◆ **Instruction**
In the material below, find each line holding the string "жизни" and copy it.

◆ **Listed entries**
--- start ---
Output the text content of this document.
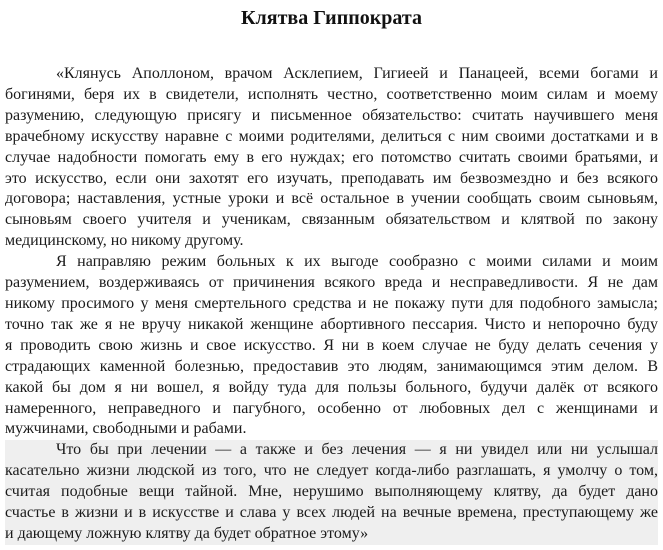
Клятва Гиппократа

«Клянусь Аполлоном, врачом Асклепием, Гигиеей и Панацеей, всеми богами и
богинями, беря их в свидетели, исполнять честно, соответственно моим силам и моему
разумению, следующую присягу и письменное обязательство: считать научившего меня
врачебному искусству наравне с моими родителями, делиться с ним своими достатками и в
случае надобности помогать ему в его нуждах; его потомство считать своими братьями, и
это искусство, если они захотят его изучать, преподавать им безвозмездно и без всякого
договора; наставления, устные уроки и всё остальное в учении сообщать своим сыновьям,
сыновьям своего учителя и ученикам, связанным обязательством и клятвой по закону
медицинскому, но никому другому.

Я направляю режим больных к их выгоде сообразно с моими силами и моим
разумением, воздерживаясь от причинения всякого вреда и несправедливости. Я не дам
никому просимого у меня смертельного средства и не покажу пути для подобного замысла;
точно так же я не вручу никакой женщине абортивного пессария. Чисто и непорочно буду
я проводить свою жизнь и свое искусство. Я ни в коем случае не буду делать сечения у
страдающих каменной болезнью, предоставив это людям, занимающимся этим делом. В
какой бы дом я ни вошел, я войду туда для пользы больного, будучи далёк от всякого
намеренного, неправедного и пагубного, особенно от любовных дел с женщинами и
мужчинами, свободными и рабами.

Что бы при лечении — а также и без лечения — я ни увидел или ни услышал
касательно жизни людской из того, что не следует когда-либо разглашать, я умолчу о том,
считая подобные вещи тайной. Мне, нерушимо выполняющему клятву, да будет дано
счастье в жизни и в искусстве и слава у всех людей на вечные времена, преступающему же
и дающему ложную клятву да будет обратное этому»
--- end ---
◆ **Output below**
касательно жизни людской из того, что не следует когда-либо разглашать, я умолчу о том,
счастье в жизни и в искусстве и слава у всех людей на вечные времена, преступающему же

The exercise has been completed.